# Written problem
Scan the entries for the string "MADE" and give the number of lines that have it, nothing further.

Extracted data entries:
==============================

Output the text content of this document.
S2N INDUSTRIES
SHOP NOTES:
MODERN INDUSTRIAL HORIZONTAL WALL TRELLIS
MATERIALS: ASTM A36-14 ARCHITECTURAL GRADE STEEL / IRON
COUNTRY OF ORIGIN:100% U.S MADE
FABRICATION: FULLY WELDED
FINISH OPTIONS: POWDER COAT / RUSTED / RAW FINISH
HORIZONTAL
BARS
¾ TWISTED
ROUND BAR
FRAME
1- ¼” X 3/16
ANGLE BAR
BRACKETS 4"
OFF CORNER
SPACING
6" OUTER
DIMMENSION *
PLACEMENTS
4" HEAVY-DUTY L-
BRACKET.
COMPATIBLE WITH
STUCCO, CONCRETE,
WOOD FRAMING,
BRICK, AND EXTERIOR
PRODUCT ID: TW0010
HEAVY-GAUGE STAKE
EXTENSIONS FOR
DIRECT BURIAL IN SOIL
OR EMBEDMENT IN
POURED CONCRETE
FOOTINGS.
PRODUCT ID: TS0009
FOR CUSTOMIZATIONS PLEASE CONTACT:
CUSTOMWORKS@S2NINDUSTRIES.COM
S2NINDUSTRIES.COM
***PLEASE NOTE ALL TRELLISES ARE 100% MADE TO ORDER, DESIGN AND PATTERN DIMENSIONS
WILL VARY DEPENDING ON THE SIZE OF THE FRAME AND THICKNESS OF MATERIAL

==============================

# Written solution
2